Excerpted passage:
▬▬▬
I am just reading Johann Hari’s wonderful new book, Lost Connections: Uncovering the real causes of depression–and the unexpected solutions. Hari is an investigative journalist, so his work is thoughtful and well researched, but he is a great storyteller and very accessible to a broader audience than academic research can be. Hari visited and interviewed scientists, policymakers, and ordinary people to put together an understanding of depression and anxiety, both of which he had experienced over much of his own life.
Hari’s formulation emphasizes the increasing disconnections we experience in modern life: from meaningful work, from our deepest values, from people and community. He presents interesting points of view that contradict some of what we have been told about our own inner experience and our response to our lives and to social changes. We are neither weak nor defective: we are responding in predictable ways to being more and more untethered in our lives.
Depression is one of the most intractable mind experiences because by virtue of its organization, it destroys the motivation to feel better and get better. We lose interest in our lives and in the people around us. We are unable to do those things which might help. Sometimes we do need other people to recognize that we are getting stuck and to try to do something about it. Sometimes we cannot even bring ourselves to act in our own behalf. The changes can be minor, like going out for lunch, especially with a friend, or they can be major, like moving to a different state. Sometimes we can get ourselves to take these small steps for ourselves, and sometimes we need help.
Hari’s book is a useful way of understanding our own inner mind states. It gives us back the power to actually change our experience, and it acknowledges the reality of the environments and experiences that lead to dysfunction. In other words, we may not have caused the problem, but we are responsible for solving it.
▬▬▬
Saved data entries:
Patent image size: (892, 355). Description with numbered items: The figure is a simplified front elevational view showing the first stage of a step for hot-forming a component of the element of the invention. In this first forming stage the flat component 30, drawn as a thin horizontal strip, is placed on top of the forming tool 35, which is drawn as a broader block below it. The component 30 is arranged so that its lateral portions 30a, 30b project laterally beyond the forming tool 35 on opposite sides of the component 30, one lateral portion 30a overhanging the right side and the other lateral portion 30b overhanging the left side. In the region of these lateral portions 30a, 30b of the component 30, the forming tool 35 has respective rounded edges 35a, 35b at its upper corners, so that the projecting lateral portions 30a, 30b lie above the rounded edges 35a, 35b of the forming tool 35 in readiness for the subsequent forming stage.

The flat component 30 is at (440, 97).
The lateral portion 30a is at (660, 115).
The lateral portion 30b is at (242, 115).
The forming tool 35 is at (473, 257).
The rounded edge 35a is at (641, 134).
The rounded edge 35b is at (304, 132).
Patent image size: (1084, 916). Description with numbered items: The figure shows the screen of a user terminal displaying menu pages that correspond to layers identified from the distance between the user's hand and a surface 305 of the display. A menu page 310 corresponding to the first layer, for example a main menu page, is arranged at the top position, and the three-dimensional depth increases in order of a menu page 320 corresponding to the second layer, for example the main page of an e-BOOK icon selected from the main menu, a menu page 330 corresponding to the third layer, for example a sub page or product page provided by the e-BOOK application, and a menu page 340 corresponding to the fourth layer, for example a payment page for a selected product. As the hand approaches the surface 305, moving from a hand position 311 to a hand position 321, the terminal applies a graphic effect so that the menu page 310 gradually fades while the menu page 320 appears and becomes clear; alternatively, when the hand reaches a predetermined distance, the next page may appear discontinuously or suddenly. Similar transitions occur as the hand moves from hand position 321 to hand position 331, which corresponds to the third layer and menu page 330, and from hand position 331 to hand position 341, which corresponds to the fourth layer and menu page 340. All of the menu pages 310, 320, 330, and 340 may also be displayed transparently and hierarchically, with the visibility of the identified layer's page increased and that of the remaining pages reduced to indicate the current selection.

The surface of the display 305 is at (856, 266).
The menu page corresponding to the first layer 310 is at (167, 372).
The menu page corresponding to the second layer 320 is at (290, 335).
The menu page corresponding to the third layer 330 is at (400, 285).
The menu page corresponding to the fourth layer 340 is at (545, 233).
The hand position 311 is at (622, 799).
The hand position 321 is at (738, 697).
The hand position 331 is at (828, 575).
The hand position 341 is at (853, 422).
▬▬▬
Work to complete:
a. From the book review, copy out the passage that begins at the words "I am just reading" and ends after the words "his own life.".
b. According to the book review, what is Johann Hari's profession?

Answers by item number:
a.
I am just reading Johann Hari’s wonderful new book, Lost Connections: Uncovering the real causes of depression–and the unexpected solutions. Hari is an investigative journalist, so his work is thoughtful and well researched, but he is a great storyteller and very accessible to a broader audience than academic research can be. Hari visited and interviewed scientists, policymakers, and ordinary people to put together an understanding of depression and anxiety, both of which he had experienced over much of his own life.

b. He is an investigative journalist.